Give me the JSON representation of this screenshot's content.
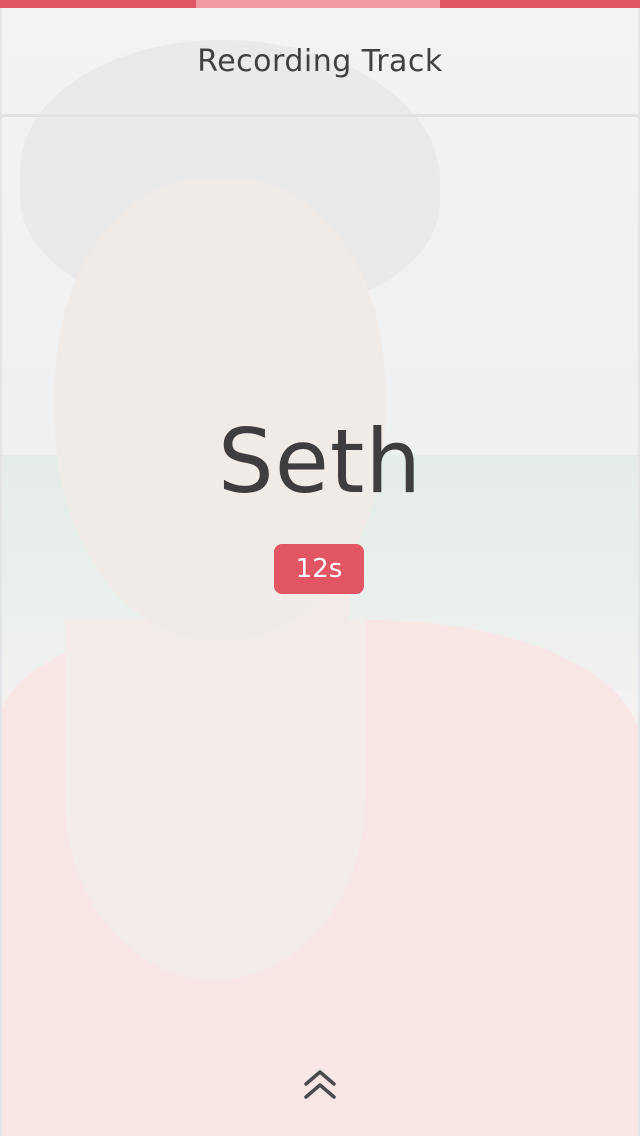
{
  "header": {
    "title": "Recording Track"
  },
  "progress": {
    "segments": 3,
    "active_segment": 2,
    "color_active": "#e25663",
    "color_current": "#f29aa1"
  },
  "recording": {
    "name": "Seth",
    "elapsed": "12s"
  },
  "controls": {
    "expand_icon": "double-chevron-up-icon"
  },
  "colors": {
    "accent": "#e25663",
    "text": "#3e3e40"
  }
}
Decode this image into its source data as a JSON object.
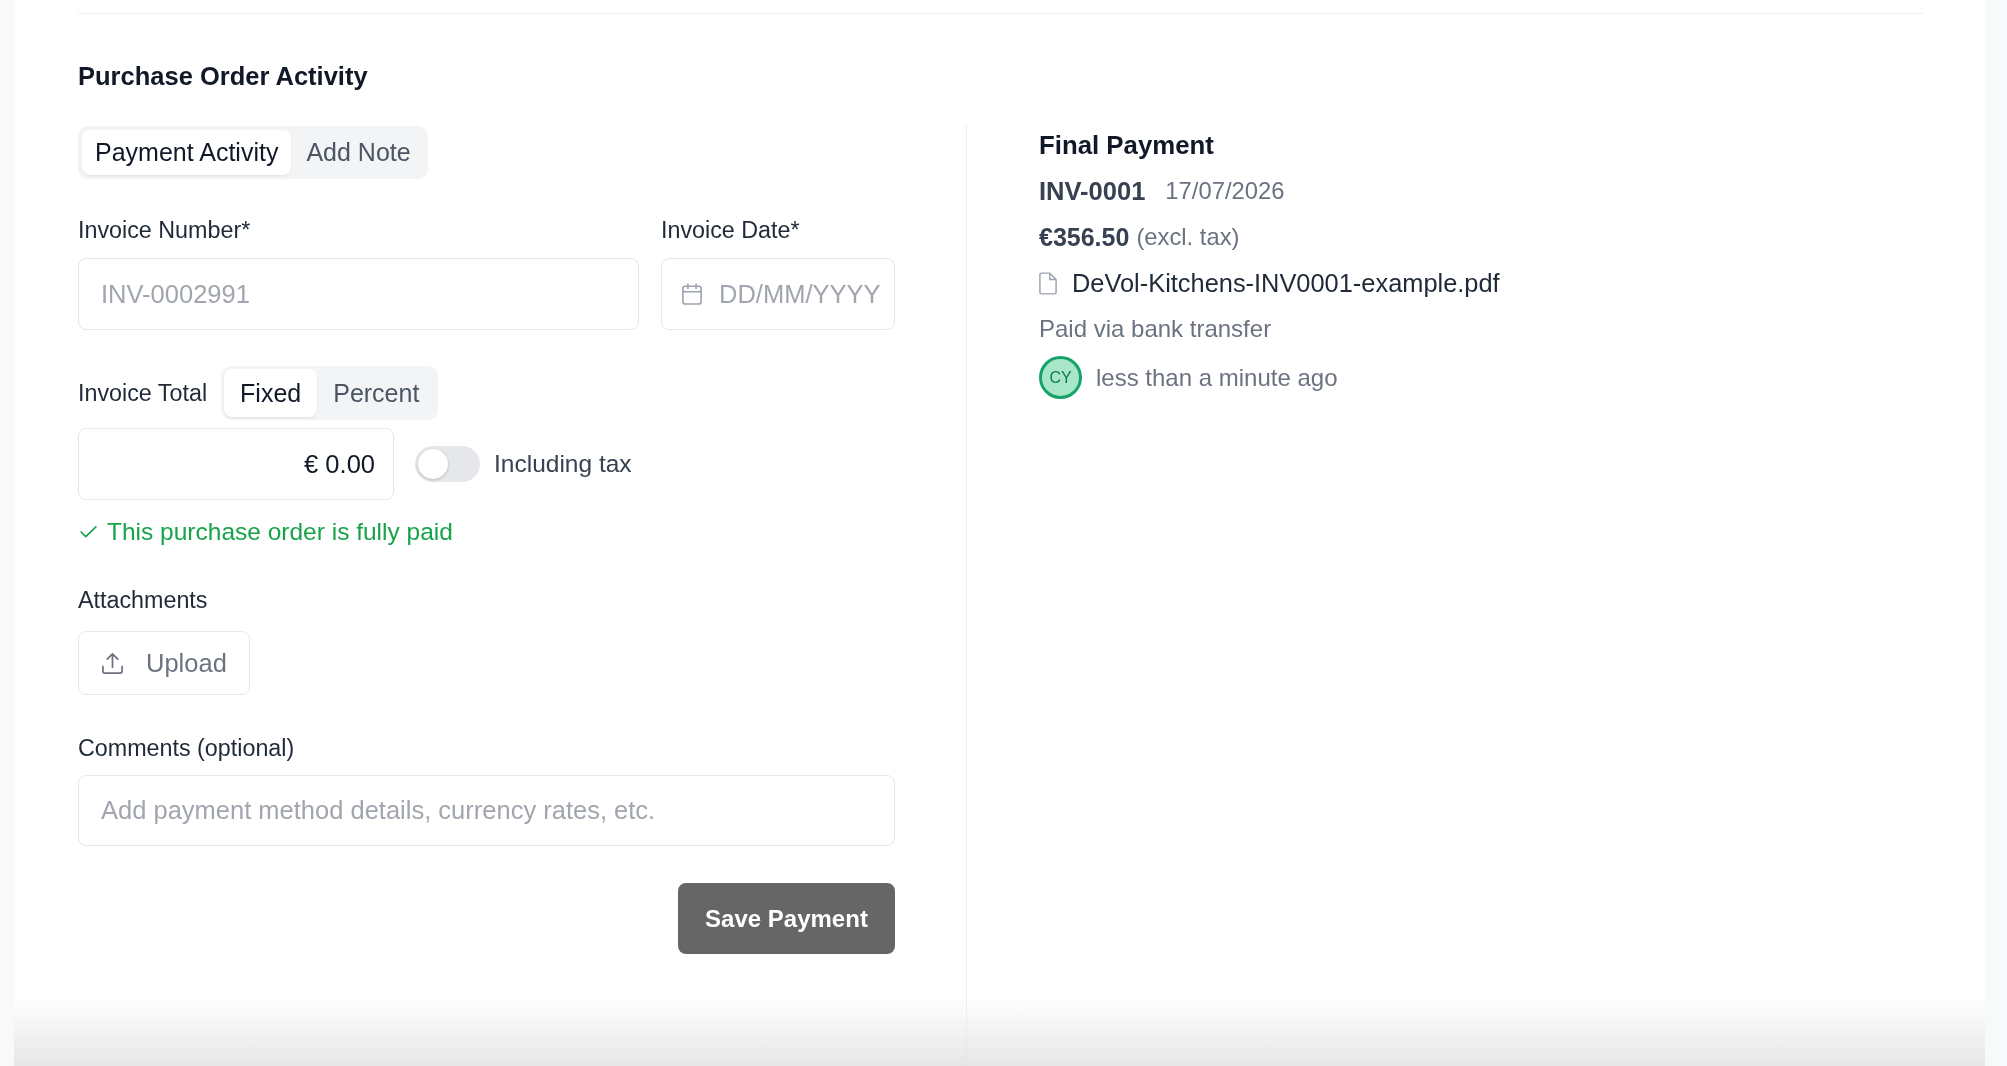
{
  "section": {
    "title": "Purchase Order Activity"
  },
  "tabs": [
    {
      "label": "Payment Activity",
      "selected": true
    },
    {
      "label": "Add Note",
      "selected": false
    }
  ],
  "form": {
    "invoice_number": {
      "label": "Invoice Number*",
      "placeholder": "INV-0002991"
    },
    "invoice_date": {
      "label": "Invoice Date*",
      "placeholder": "DD/MM/YYYY"
    },
    "invoice_total": {
      "label": "Invoice Total",
      "modes": [
        {
          "label": "Fixed",
          "selected": true
        },
        {
          "label": "Percent",
          "selected": false
        }
      ],
      "value": "€ 0.00"
    },
    "including_tax": {
      "label": "Including tax",
      "on": false
    },
    "status_message": "This purchase order is fully paid",
    "attachments": {
      "label": "Attachments",
      "button": "Upload"
    },
    "comments": {
      "label": "Comments (optional)",
      "placeholder": "Add payment method details, currency rates, etc."
    },
    "submit": {
      "label": "Save Payment"
    }
  },
  "payment": {
    "title": "Final Payment",
    "invoice": "INV-0001",
    "date": "17/07/2026",
    "amount": "€356.50",
    "amount_note": "(excl. tax)",
    "file": "DeVol-Kitchens-INV0001-example.pdf",
    "method": "Paid via bank transfer",
    "user_initials": "CY",
    "time": "less than a minute ago"
  }
}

————————

What is required ::
Give back the entries verbatim. Do not include any picture.

Task output ::
Give me the JSON representation of this screenshot's content.
{
  "header": {
    "title": "Recording Track"
  },
  "progress": {
    "segments": 3,
    "active_segment": 2,
    "color_active": "#e25663",
    "color_current": "#f29aa1"
  },
  "recording": {
    "name": "Seth",
    "elapsed": "12s"
  },
  "controls": {
    "expand_icon": "double-chevron-up-icon"
  },
  "colors": {
    "accent": "#e25663",
    "text": "#3e3e40"
  }
}
Decode this image into its source data as a JSON object.
{
  "section": {
    "title": "Purchase Order Activity"
  },
  "tabs": [
    {
      "label": "Payment Activity",
      "selected": true
    },
    {
      "label": "Add Note",
      "selected": false
    }
  ],
  "form": {
    "invoice_number": {
      "label": "Invoice Number*",
      "placeholder": "INV-0002991"
    },
    "invoice_date": {
      "label": "Invoice Date*",
      "placeholder": "DD/MM/YYYY"
    },
    "invoice_total": {
      "label": "Invoice Total",
      "modes": [
        {
          "label": "Fixed",
          "selected": true
        },
        {
          "label": "Percent",
          "selected": false
        }
      ],
      "value": "€ 0.00"
    },
    "including_tax": {
      "label": "Including tax",
      "on": false
    },
    "status_message": "This purchase order is fully paid",
    "attachments": {
      "label": "Attachments",
      "button": "Upload"
    },
    "comments": {
      "label": "Comments (optional)",
      "placeholder": "Add payment method details, currency rates, etc."
    },
    "submit": {
      "label": "Save Payment"
    }
  },
  "payment": {
    "title": "Final Payment",
    "invoice": "INV-0001",
    "date": "17/07/2026",
    "amount": "€356.50",
    "amount_note": "(excl. tax)",
    "file": "DeVol-Kitchens-INV0001-example.pdf",
    "method": "Paid via bank transfer",
    "user_initials": "CY",
    "time": "less than a minute ago"
  }
}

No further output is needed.